Stated goal.
Check every line of the entries that follow, and copy the ones containing "compartimientos".

Data records.
########################################
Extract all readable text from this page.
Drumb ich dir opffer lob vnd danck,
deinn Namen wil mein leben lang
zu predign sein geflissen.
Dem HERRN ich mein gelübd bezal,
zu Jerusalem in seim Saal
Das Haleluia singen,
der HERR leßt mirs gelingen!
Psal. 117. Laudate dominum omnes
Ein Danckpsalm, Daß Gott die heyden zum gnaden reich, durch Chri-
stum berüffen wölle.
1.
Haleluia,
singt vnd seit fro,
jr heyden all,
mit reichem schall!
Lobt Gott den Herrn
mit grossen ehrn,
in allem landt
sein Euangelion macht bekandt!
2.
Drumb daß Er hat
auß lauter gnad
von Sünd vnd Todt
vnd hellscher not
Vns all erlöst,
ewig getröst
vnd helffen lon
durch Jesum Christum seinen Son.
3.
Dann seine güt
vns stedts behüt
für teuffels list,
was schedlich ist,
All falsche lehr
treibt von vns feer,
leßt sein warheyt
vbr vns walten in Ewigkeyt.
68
########################################
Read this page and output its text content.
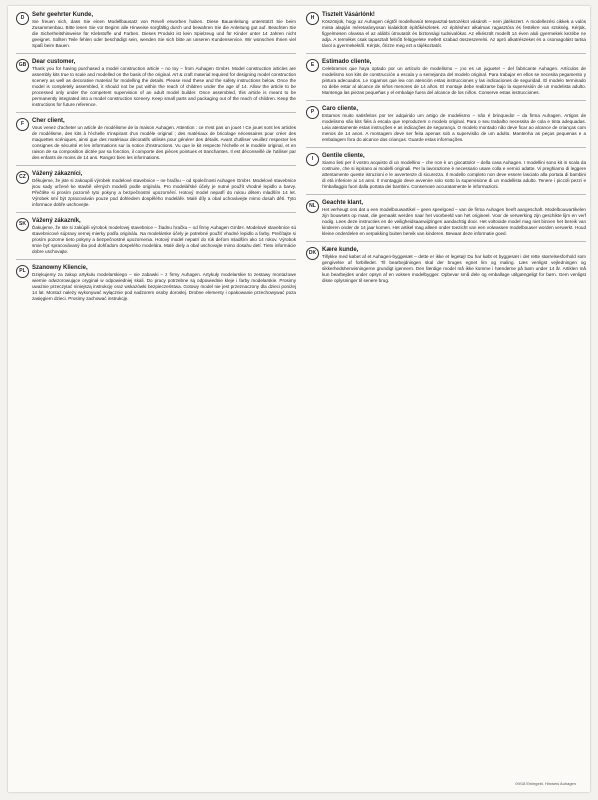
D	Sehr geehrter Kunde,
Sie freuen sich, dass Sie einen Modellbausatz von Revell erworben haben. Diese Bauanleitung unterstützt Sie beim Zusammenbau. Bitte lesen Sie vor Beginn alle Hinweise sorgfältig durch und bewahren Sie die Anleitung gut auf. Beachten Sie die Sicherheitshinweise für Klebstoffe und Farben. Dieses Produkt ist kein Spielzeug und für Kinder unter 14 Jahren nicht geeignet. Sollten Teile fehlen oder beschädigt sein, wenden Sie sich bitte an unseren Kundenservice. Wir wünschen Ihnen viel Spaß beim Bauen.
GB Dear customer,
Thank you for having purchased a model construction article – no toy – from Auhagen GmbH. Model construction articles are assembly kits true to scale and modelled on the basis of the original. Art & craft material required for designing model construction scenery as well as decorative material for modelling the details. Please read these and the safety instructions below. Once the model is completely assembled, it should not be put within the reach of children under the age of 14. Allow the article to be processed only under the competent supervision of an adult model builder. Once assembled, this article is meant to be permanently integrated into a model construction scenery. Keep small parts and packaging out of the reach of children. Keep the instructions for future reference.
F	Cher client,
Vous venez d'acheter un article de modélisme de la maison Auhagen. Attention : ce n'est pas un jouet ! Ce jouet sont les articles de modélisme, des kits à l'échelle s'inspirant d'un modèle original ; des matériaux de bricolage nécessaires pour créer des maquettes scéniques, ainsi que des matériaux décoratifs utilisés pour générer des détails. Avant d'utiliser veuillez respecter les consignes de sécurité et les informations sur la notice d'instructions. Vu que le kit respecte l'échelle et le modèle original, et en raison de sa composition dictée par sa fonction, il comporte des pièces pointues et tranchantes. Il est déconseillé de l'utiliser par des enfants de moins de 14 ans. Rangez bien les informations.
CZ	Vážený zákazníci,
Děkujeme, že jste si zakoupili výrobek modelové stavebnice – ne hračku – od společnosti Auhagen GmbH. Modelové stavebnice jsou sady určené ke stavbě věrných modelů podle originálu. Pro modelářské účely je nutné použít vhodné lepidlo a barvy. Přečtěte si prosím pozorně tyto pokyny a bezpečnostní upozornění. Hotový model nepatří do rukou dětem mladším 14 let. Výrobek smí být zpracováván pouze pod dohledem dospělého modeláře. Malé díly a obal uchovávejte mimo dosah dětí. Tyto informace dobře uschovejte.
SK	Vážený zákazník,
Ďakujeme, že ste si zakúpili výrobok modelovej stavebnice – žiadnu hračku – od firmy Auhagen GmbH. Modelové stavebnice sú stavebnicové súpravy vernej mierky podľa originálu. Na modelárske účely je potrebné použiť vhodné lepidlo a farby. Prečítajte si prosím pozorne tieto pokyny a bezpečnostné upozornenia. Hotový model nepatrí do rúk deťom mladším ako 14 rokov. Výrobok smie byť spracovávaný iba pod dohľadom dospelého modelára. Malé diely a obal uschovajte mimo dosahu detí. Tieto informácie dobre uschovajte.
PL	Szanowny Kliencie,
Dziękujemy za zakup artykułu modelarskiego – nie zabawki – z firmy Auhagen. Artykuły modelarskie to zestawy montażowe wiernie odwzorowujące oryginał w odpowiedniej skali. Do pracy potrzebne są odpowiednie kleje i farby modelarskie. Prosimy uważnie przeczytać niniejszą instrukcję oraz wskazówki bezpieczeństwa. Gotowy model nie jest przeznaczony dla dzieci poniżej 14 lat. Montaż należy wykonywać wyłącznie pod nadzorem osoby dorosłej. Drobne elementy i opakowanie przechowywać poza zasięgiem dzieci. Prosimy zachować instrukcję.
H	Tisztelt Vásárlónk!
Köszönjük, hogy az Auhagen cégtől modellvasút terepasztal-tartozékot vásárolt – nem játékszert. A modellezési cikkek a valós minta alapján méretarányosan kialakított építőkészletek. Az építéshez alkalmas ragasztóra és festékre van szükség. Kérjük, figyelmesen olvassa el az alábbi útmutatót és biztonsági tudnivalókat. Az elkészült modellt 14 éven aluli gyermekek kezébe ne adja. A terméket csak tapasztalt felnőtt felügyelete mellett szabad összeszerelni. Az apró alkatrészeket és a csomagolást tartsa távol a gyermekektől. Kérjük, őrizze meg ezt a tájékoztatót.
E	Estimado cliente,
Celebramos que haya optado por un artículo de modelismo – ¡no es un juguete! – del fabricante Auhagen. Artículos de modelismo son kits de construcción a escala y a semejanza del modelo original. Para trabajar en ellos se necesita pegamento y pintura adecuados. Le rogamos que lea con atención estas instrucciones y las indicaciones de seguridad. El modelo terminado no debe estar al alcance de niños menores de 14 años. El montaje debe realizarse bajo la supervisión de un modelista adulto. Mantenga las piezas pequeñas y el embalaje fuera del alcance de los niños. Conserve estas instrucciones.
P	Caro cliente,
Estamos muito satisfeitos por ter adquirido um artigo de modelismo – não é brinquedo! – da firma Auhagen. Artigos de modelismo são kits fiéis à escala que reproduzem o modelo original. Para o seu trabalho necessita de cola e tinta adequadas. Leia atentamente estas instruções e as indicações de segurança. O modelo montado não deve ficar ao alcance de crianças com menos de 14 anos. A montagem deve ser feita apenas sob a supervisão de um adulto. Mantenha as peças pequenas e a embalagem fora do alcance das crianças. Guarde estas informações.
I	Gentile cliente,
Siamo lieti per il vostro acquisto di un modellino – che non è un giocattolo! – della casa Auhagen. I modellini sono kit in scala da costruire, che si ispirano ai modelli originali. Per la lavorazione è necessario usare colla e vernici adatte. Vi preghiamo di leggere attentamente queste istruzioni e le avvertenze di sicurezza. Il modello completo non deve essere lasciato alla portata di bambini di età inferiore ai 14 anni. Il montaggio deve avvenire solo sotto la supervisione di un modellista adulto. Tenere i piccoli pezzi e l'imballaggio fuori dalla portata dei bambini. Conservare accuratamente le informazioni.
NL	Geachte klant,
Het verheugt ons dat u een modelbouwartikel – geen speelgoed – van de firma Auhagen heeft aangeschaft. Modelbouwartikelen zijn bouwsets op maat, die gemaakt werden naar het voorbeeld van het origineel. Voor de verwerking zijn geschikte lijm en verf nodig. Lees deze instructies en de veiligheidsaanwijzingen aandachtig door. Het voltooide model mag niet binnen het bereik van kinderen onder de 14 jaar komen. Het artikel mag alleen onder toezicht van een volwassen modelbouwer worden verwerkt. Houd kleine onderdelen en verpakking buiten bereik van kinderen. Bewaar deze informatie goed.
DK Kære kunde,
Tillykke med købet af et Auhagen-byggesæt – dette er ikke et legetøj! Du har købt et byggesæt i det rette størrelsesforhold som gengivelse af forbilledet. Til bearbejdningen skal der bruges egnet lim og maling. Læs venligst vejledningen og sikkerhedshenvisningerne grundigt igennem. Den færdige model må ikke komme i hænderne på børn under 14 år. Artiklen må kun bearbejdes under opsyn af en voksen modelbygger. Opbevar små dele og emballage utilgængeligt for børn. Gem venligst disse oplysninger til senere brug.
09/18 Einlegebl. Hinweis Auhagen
########################################
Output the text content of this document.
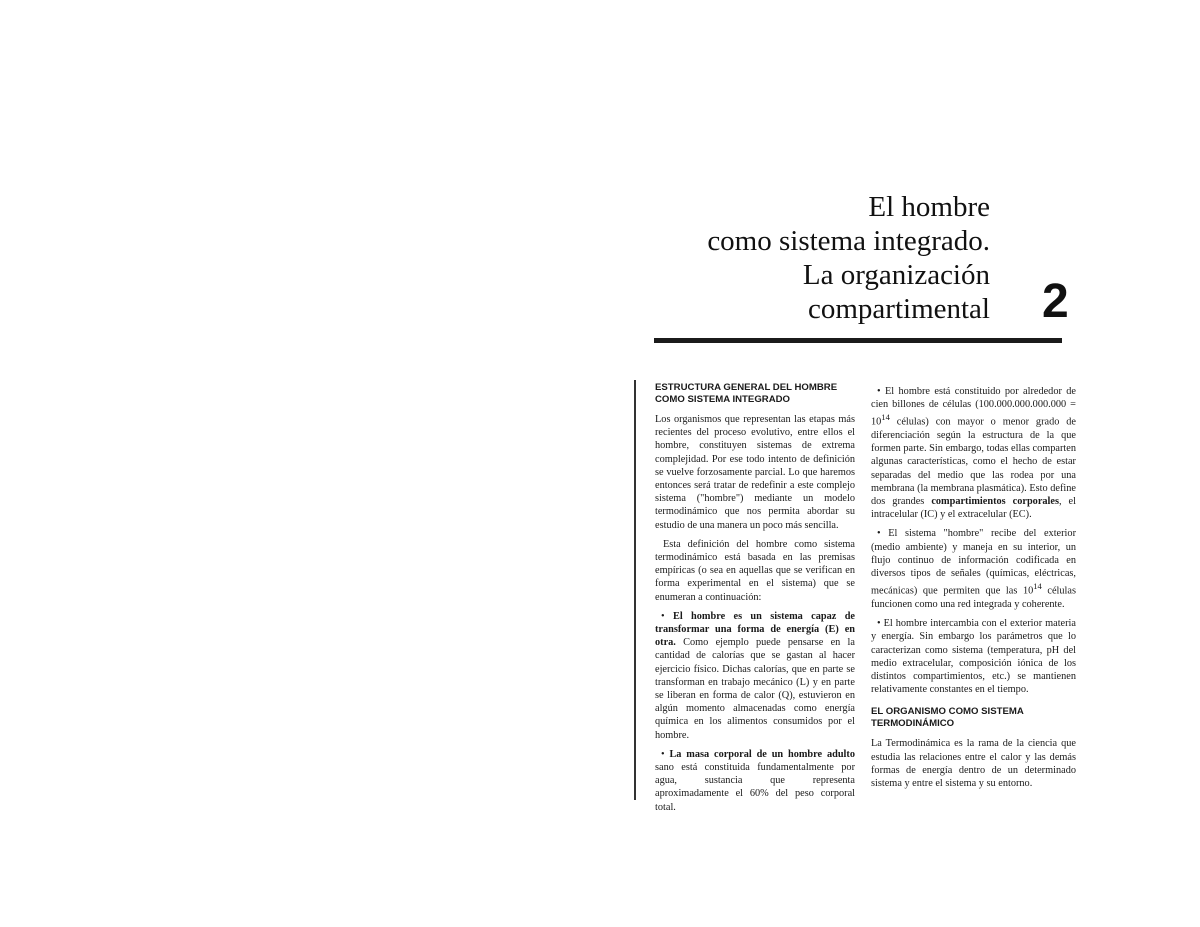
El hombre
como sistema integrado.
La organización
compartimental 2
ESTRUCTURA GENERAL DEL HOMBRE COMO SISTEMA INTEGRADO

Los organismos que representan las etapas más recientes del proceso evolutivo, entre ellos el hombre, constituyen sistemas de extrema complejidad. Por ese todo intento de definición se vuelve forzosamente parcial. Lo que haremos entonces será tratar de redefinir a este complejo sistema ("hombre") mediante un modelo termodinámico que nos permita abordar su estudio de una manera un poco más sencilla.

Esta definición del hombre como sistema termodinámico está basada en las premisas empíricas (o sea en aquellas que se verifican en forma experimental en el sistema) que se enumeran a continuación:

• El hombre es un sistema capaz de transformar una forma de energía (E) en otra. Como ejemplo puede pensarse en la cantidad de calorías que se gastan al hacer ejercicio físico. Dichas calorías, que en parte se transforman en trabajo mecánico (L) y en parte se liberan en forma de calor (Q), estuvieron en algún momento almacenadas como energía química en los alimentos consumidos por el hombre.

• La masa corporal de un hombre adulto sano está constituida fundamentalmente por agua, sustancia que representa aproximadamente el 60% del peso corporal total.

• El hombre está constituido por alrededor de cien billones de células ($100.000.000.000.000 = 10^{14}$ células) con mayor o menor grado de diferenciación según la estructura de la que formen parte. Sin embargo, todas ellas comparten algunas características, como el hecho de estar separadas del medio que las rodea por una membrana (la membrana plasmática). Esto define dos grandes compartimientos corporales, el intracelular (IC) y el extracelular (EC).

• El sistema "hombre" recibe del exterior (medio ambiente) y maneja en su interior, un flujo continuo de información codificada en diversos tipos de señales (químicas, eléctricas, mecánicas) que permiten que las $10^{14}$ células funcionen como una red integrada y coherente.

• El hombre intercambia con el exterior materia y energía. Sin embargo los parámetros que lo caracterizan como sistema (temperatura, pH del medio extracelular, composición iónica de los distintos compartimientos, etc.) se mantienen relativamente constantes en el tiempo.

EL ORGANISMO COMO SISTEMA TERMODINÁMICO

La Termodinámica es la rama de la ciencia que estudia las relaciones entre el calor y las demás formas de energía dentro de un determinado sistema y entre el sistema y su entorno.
########################################
Result of the task.
• El hombre está constituido por alrededor de cien billones de células ($100.000.000.000.000 = 10^{14}$ células) con mayor o menor grado de diferenciación según la estructura de la que formen parte. Sin embargo, todas ellas comparten algunas características, como el hecho de estar separadas del medio que las rodea por una membrana (la membrana plasmática). Esto define dos grandes compartimientos corporales, el intracelular (IC) y el extracelular (EC).
• El hombre intercambia con el exterior materia y energía. Sin embargo los parámetros que lo caracterizan como sistema (temperatura, pH del medio extracelular, composición iónica de los distintos compartimientos, etc.) se mantienen relativamente constantes en el tiempo.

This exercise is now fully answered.